• **The exercise**
For each line that holds "hotkey", copy the line out.

begin Supplied material

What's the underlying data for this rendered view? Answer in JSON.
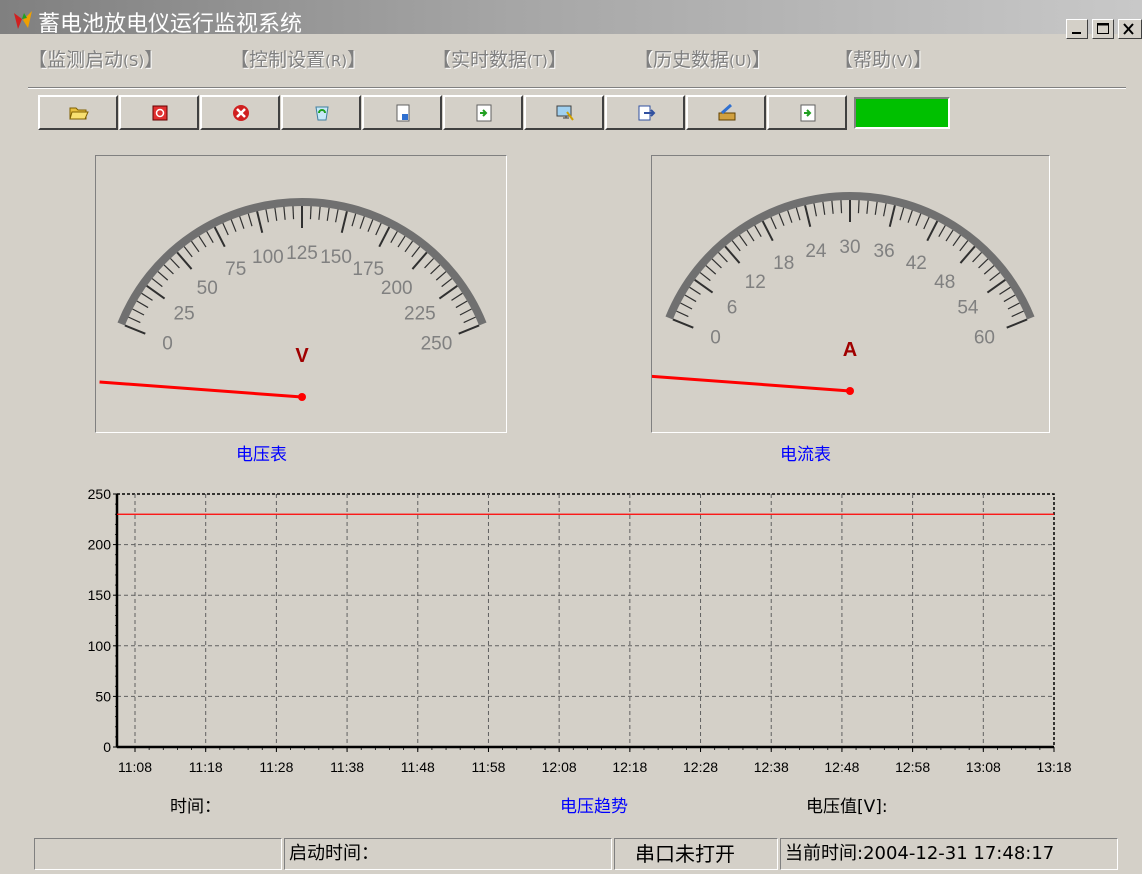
{
  "window": {
    "title": "蓄电池放电仪运行监视系统",
    "controls": [
      "minimize-icon",
      "maximize-icon",
      "close-icon"
    ]
  },
  "menu": [
    {
      "label": "【监测启动",
      "hotkey": "(S)",
      "tail": "】"
    },
    {
      "label": "【控制设置",
      "hotkey": "(R)",
      "tail": "】"
    },
    {
      "label": "【实时数据",
      "hotkey": "(T)",
      "tail": "】"
    },
    {
      "label": "【历史数据",
      "hotkey": "(U)",
      "tail": "】"
    },
    {
      "label": "【帮助",
      "hotkey": "(V)",
      "tail": "】"
    }
  ],
  "toolbar": {
    "icons": [
      "open-folder-icon",
      "stop-icon",
      "cancel-icon",
      "recycle-icon",
      "save-icon",
      "import-icon",
      "monitor-icon",
      "export-icon",
      "settings-icon",
      "document-icon"
    ],
    "status_color": "#00c000"
  },
  "voltmeter": {
    "caption": "电压表",
    "unit": "V",
    "ticks": [
      "0",
      "25",
      "50",
      "75",
      "100",
      "125",
      "150",
      "175",
      "200",
      "225",
      "250"
    ],
    "max": 250,
    "needle_value": 0
  },
  "ammeter": {
    "caption": "电流表",
    "unit": "A",
    "ticks": [
      "0",
      "6",
      "12",
      "18",
      "24",
      "30",
      "36",
      "42",
      "48",
      "54",
      "60"
    ],
    "max": 60,
    "needle_value": 0
  },
  "chart_data": {
    "type": "line",
    "title": "电压趋势",
    "xlabel": "时间：",
    "ylabel": "电压值[V]:",
    "x": [
      "11:08",
      "11:18",
      "11:28",
      "11:38",
      "11:48",
      "11:58",
      "12:08",
      "12:18",
      "12:28",
      "12:38",
      "12:48",
      "12:58",
      "13:08",
      "13:18"
    ],
    "y_ticks": [
      "0",
      "50",
      "100",
      "150",
      "200",
      "250"
    ],
    "ylim": [
      0,
      250
    ],
    "series": [
      {
        "values": [
          230,
          230,
          230,
          230,
          230,
          230,
          230,
          230,
          230,
          230,
          230,
          230,
          230,
          230
        ],
        "color": "#ff0000"
      }
    ],
    "grid": true
  },
  "statusbar": {
    "panel1": "",
    "start_time": "启动时间：",
    "port_status": "串口未打开",
    "current_time": "当前时间:2004-12-31 17:48:17"
  }
}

end Supplied material

• **Output**
      "hotkey": "(S)",
      "hotkey": "(R)",
      "hotkey": "(T)",
      "hotkey": "(U)",
      "hotkey": "(V)",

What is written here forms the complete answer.